PROBLEM REQUIREMENTS:
Please reproduce these lines word for word.

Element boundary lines

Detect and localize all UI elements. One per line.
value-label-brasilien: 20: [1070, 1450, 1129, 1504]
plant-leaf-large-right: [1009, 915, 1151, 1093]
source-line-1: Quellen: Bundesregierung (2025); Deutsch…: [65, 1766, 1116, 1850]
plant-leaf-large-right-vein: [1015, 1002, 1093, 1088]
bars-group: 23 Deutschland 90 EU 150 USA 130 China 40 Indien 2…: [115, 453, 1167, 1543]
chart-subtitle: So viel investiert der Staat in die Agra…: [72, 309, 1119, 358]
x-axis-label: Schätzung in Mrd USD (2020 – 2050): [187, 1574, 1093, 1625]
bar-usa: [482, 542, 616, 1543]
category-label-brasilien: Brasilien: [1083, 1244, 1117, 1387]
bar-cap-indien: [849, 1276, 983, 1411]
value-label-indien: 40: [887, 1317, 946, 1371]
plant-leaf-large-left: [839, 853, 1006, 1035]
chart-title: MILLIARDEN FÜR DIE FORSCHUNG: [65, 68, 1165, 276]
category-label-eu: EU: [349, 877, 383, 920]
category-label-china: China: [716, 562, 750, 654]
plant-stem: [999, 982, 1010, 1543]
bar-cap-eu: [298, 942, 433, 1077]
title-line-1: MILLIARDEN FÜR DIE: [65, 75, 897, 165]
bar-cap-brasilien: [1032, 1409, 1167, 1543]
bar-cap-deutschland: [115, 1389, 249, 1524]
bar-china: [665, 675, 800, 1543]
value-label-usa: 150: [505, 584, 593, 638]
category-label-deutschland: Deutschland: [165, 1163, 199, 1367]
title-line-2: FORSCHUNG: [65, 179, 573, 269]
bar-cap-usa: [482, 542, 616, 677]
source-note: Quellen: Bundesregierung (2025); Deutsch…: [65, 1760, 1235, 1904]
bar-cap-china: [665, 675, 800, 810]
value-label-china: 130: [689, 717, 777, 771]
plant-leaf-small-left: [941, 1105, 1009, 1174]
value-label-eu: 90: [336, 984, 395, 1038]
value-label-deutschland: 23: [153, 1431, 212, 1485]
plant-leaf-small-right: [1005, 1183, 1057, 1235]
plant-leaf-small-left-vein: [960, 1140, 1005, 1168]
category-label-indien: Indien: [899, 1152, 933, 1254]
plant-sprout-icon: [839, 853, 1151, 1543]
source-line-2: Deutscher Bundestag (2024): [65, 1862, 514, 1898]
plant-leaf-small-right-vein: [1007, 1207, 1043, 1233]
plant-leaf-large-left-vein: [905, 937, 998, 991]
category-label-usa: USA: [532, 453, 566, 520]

SOLUTION FOR THIS PROBLEM:
Detect and localize all UI elements. One per line.
value-label-brasilien: 20: [1070, 1450, 1129, 1504]
plant-leaf-large-right: [1009, 915, 1151, 1093]
source-line-1: Quellen: Bundesregierung (2025); Deutsch…: [65, 1766, 1116, 1850]
plant-leaf-large-right-vein: [1015, 1002, 1093, 1088]
bars-group: 23 Deutschland 90 EU 150 USA 130 China 40 Indien 2…: [115, 453, 1167, 1543]
chart-subtitle: So viel investiert der Staat in die Agra…: [72, 309, 1119, 358]
x-axis-label: Schätzung in Mrd USD (2020 – 2050): [187, 1574, 1093, 1625]
bar-usa: [482, 542, 616, 1543]
category-label-brasilien: Brasilien: [1083, 1244, 1117, 1387]
bar-cap-indien: [849, 1276, 983, 1411]
value-label-indien: 40: [887, 1317, 946, 1371]
plant-leaf-large-left: [839, 853, 1006, 1035]
chart-title: MILLIARDEN FÜR DIE FORSCHUNG: [65, 68, 1165, 276]
category-label-eu: EU: [349, 877, 383, 920]
category-label-china: China: [716, 562, 750, 654]
plant-stem: [999, 982, 1010, 1543]
bar-cap-eu: [298, 942, 433, 1077]
title-line-1: MILLIARDEN FÜR DIE: [65, 75, 897, 165]
bar-cap-brasilien: [1032, 1409, 1167, 1543]
bar-cap-deutschland: [115, 1389, 249, 1524]
bar-china: [665, 675, 800, 1543]
value-label-usa: 150: [505, 584, 593, 638]
category-label-deutschland: Deutschland: [165, 1163, 199, 1367]
title-line-2: FORSCHUNG: [65, 179, 573, 269]
bar-cap-usa: [482, 542, 616, 677]
source-note: Quellen: Bundesregierung (2025); Deutsch…: [65, 1760, 1235, 1904]
bar-cap-china: [665, 675, 800, 810]
value-label-china: 130: [689, 717, 777, 771]
plant-leaf-small-left: [941, 1105, 1009, 1174]
value-label-eu: 90: [336, 984, 395, 1038]
value-label-deutschland: 23: [153, 1431, 212, 1485]
plant-leaf-small-right: [1005, 1183, 1057, 1235]
plant-leaf-small-left-vein: [960, 1140, 1005, 1168]
category-label-indien: Indien: [899, 1152, 933, 1254]
plant-sprout-icon: [839, 853, 1151, 1543]
source-line-2: Deutscher Bundestag (2024): [65, 1862, 514, 1898]
plant-leaf-small-right-vein: [1007, 1207, 1043, 1233]
plant-leaf-large-left-vein: [905, 937, 998, 991]
category-label-usa: USA: [532, 453, 566, 520]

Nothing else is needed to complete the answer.